== EXCERPTED DATA

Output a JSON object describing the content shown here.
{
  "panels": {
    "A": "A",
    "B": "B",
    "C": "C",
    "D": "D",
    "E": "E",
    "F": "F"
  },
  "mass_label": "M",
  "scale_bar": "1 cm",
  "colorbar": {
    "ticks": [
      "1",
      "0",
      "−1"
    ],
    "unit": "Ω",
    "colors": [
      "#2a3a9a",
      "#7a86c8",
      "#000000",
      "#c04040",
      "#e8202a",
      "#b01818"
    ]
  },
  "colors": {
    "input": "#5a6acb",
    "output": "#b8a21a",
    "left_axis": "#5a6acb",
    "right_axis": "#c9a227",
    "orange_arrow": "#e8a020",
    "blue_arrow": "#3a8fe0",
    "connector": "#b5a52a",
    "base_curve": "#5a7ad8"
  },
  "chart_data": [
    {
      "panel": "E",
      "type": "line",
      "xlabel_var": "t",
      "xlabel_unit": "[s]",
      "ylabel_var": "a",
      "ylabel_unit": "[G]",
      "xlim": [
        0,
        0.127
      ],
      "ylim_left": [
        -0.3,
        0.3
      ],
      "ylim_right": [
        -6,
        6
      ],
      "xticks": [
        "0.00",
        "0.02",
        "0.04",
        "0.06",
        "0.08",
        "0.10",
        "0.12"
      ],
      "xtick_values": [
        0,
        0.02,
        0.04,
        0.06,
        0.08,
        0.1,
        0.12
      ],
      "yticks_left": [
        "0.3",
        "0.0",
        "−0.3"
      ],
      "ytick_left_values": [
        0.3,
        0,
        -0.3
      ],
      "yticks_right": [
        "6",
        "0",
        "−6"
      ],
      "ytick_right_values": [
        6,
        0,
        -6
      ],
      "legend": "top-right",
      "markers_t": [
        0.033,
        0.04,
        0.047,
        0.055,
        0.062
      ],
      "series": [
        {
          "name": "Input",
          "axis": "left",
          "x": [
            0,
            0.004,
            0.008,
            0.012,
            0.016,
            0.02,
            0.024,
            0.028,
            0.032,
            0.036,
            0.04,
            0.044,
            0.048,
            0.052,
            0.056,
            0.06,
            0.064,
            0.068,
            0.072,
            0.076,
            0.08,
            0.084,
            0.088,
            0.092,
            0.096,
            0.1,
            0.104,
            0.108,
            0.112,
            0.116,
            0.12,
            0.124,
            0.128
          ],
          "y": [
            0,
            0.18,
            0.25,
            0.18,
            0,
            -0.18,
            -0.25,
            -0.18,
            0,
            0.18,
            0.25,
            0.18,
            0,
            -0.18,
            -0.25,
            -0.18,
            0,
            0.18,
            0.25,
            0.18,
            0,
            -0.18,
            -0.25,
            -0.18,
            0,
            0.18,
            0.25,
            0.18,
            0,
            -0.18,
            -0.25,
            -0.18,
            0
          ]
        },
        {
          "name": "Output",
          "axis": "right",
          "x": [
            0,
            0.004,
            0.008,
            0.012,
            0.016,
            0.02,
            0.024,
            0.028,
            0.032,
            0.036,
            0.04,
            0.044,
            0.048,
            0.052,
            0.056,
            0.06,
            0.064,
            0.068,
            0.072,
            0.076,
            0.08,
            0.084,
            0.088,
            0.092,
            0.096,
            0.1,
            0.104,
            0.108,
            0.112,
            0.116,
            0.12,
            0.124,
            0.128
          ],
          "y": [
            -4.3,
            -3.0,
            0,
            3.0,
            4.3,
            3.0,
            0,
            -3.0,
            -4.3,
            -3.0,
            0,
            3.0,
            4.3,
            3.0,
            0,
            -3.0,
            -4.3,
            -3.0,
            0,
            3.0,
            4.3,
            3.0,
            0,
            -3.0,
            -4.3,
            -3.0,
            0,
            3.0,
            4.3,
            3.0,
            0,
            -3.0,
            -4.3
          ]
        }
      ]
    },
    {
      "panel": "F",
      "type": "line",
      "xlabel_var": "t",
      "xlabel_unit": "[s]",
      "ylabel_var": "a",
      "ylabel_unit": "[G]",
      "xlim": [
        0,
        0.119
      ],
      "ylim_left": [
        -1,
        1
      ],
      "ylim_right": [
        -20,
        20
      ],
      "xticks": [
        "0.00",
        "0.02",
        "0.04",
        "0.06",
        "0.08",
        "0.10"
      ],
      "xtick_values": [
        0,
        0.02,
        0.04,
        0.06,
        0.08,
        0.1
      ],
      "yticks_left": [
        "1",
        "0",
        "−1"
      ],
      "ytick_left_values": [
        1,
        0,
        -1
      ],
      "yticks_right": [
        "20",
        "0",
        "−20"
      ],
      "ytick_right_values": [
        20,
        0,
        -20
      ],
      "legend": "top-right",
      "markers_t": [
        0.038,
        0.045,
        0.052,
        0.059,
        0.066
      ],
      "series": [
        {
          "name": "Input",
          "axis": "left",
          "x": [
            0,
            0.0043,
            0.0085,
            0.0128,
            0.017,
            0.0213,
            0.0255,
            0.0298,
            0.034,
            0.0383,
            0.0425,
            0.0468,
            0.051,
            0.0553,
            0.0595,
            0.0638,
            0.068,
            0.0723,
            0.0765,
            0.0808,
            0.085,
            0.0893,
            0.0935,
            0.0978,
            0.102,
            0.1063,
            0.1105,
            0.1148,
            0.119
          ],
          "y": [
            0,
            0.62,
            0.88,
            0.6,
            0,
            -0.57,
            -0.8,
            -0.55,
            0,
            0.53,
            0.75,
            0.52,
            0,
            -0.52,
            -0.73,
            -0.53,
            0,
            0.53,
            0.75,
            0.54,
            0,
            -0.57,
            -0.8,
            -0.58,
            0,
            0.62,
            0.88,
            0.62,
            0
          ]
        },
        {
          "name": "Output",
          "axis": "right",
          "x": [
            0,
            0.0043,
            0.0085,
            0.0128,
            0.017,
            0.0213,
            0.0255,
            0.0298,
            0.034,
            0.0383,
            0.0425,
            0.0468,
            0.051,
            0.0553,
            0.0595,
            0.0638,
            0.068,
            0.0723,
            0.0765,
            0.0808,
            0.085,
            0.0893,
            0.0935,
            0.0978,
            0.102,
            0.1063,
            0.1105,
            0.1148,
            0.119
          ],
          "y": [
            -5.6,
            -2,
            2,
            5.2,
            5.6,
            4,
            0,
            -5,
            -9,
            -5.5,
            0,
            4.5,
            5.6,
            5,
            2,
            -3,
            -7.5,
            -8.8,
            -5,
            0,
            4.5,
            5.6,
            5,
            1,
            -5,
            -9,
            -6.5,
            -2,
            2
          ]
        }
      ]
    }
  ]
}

====
== EXCERPTED DATA

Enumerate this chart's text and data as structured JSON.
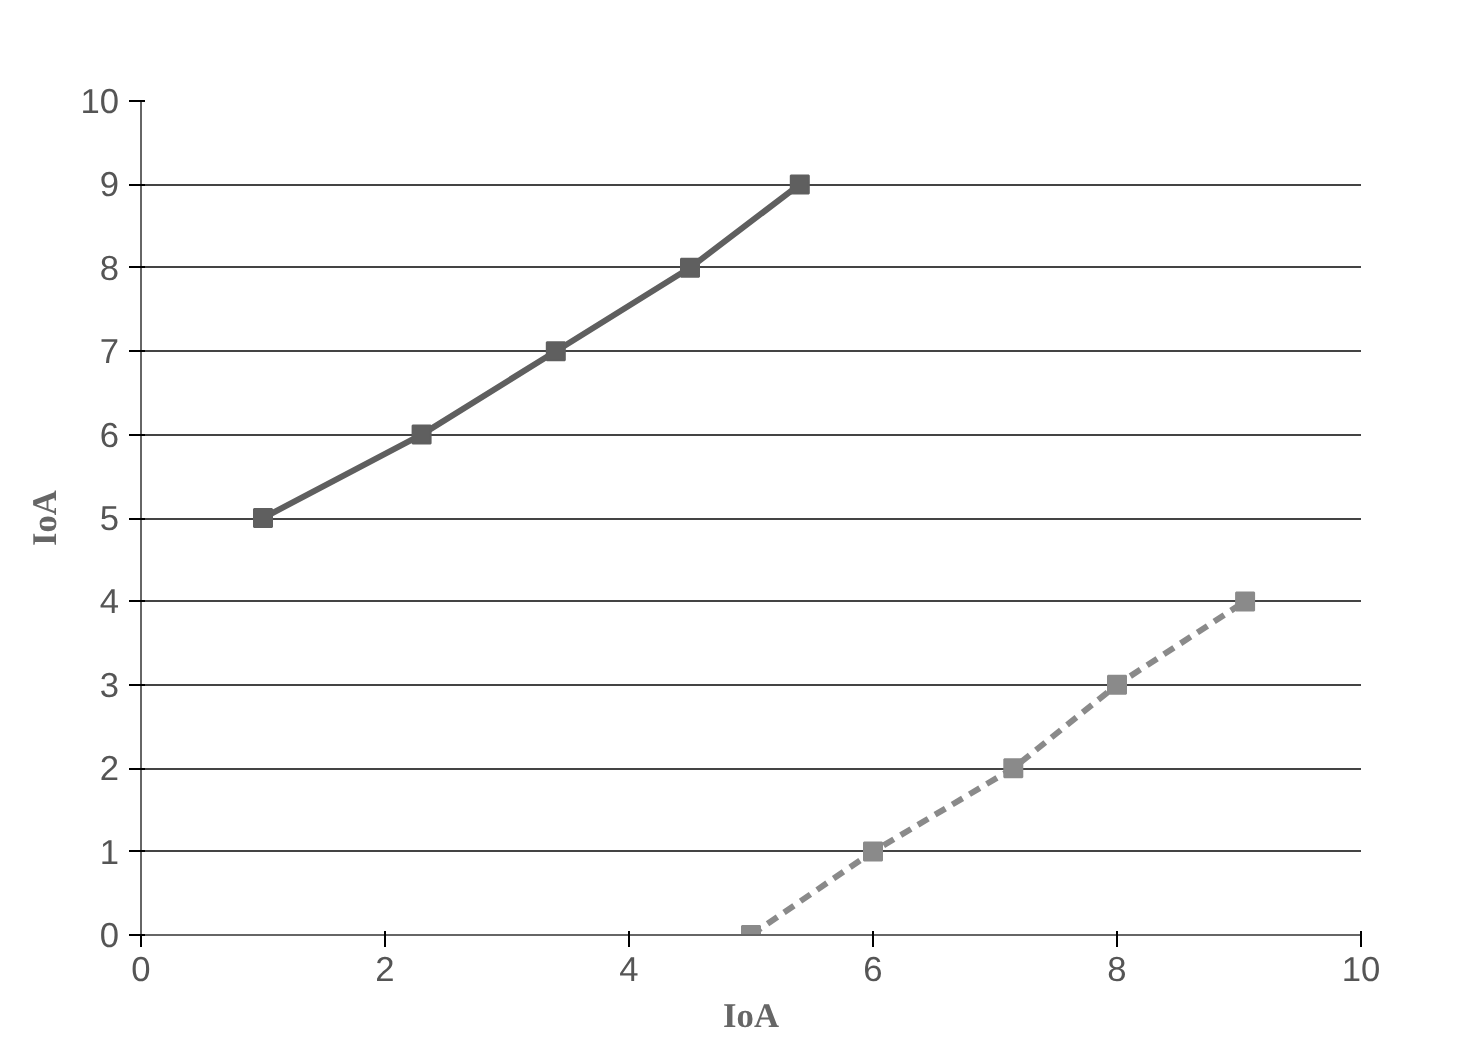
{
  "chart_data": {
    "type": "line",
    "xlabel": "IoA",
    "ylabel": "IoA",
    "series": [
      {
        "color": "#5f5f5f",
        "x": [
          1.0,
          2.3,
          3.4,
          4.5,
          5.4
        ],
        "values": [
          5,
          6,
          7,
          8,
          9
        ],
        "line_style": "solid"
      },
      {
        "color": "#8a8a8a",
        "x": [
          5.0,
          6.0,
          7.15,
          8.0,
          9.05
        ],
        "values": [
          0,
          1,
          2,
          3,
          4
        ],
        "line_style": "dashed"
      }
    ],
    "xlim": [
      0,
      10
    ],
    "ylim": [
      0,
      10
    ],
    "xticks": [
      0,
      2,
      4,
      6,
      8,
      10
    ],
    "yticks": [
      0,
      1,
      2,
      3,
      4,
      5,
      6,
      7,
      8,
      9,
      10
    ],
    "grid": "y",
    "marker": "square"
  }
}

====
== EXCERPTED DATA

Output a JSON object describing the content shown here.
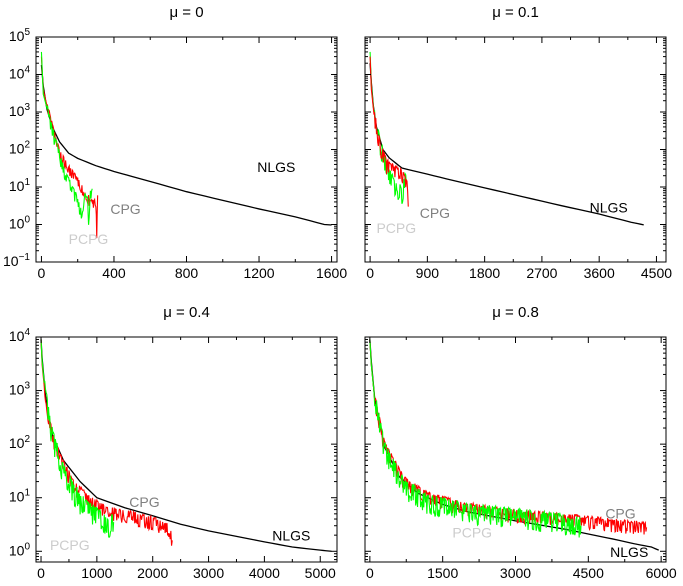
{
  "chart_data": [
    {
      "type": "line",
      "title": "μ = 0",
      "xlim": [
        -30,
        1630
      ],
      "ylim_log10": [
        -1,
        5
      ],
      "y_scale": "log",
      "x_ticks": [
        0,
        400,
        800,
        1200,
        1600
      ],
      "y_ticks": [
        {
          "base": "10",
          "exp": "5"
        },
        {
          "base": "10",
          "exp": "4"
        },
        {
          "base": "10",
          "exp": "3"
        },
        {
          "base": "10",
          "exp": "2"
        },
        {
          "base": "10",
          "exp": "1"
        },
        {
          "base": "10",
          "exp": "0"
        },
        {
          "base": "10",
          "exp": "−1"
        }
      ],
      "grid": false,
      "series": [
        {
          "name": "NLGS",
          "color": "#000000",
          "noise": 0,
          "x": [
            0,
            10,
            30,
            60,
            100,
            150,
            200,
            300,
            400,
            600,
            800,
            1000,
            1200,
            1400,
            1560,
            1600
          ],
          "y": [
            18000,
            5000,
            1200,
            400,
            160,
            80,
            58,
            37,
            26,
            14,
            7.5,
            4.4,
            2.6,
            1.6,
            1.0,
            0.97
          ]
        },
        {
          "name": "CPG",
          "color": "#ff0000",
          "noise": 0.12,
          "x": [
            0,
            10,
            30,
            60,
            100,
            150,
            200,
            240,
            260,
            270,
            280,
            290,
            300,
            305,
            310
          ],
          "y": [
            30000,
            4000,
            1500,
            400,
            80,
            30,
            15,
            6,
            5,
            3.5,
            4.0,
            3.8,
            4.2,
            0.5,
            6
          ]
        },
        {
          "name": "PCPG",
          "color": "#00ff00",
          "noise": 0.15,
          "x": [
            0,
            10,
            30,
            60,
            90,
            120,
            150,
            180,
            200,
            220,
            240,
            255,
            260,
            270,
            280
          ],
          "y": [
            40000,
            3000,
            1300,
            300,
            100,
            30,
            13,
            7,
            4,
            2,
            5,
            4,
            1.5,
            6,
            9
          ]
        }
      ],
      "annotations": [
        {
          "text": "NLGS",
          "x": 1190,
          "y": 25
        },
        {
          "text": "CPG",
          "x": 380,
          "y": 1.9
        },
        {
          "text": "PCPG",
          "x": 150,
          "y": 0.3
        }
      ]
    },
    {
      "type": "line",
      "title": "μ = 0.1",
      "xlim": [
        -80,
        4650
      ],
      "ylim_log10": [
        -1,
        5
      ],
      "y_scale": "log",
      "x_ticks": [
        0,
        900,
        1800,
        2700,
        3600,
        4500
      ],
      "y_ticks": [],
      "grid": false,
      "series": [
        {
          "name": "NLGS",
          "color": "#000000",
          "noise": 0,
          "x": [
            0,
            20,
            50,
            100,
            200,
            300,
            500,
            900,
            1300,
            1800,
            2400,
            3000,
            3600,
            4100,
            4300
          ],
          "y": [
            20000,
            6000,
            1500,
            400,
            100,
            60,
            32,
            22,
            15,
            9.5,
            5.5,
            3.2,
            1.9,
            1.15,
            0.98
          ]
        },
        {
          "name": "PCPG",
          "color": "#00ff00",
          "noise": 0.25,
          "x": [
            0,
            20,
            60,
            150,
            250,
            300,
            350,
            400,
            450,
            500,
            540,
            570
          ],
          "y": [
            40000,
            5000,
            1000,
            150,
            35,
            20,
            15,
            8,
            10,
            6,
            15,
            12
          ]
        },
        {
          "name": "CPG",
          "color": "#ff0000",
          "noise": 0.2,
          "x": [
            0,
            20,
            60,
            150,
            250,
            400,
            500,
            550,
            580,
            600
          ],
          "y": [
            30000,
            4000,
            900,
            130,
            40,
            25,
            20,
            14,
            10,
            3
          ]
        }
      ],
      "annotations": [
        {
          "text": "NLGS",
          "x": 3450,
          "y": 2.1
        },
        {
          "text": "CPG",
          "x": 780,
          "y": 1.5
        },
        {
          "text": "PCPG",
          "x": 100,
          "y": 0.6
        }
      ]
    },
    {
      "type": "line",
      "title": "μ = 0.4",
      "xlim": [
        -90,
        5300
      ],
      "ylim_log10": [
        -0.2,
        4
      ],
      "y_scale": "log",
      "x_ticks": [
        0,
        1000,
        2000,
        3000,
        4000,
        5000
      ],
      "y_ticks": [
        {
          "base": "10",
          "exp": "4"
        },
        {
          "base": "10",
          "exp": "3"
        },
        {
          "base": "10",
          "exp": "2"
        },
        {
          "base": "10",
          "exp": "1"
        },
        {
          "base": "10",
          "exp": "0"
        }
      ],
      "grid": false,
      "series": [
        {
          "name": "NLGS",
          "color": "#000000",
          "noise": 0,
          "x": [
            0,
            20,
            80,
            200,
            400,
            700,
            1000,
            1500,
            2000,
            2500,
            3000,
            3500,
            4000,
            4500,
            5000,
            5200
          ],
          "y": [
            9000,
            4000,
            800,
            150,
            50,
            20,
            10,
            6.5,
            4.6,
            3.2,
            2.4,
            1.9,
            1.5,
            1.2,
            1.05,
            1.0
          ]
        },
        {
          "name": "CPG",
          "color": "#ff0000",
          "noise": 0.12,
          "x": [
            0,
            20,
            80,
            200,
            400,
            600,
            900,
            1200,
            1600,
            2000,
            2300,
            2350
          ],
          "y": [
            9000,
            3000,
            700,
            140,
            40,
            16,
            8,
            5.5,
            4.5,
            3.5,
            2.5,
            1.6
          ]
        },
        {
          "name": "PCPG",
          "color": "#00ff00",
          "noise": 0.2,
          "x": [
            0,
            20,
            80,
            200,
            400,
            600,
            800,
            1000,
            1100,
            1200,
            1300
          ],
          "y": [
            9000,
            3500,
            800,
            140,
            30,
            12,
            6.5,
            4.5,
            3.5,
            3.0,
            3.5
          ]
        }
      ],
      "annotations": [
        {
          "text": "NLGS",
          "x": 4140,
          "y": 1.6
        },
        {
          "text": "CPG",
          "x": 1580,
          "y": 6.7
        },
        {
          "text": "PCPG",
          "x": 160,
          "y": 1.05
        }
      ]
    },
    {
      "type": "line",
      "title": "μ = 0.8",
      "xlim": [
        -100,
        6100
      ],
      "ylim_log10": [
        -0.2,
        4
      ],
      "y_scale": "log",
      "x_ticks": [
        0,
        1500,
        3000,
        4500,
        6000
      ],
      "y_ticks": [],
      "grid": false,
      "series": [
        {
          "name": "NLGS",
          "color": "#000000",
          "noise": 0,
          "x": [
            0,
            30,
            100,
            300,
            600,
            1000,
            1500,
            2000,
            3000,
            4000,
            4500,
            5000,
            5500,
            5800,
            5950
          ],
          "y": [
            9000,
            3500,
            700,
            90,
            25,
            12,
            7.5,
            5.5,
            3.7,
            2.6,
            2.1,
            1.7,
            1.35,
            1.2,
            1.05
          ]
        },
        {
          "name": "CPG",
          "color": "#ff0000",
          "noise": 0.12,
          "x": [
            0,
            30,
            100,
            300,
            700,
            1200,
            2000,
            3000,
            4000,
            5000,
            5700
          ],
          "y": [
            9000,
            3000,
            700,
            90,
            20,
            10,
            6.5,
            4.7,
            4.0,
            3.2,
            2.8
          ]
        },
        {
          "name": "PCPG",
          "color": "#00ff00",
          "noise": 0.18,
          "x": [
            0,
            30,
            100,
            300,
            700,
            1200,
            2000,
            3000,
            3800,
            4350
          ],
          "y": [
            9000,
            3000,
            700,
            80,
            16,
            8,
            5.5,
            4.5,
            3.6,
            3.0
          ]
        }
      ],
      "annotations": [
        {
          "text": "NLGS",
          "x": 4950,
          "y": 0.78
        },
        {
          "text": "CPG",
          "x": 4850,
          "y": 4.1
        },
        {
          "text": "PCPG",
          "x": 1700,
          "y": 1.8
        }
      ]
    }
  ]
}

====

*TASK*
Lines that hold the word "title" are the ones to return, every one of them.

*TASK OUTPUT*
      "title": "μ = 0",
      "title": "μ = 0.1",
      "title": "μ = 0.4",
      "title": "μ = 0.8",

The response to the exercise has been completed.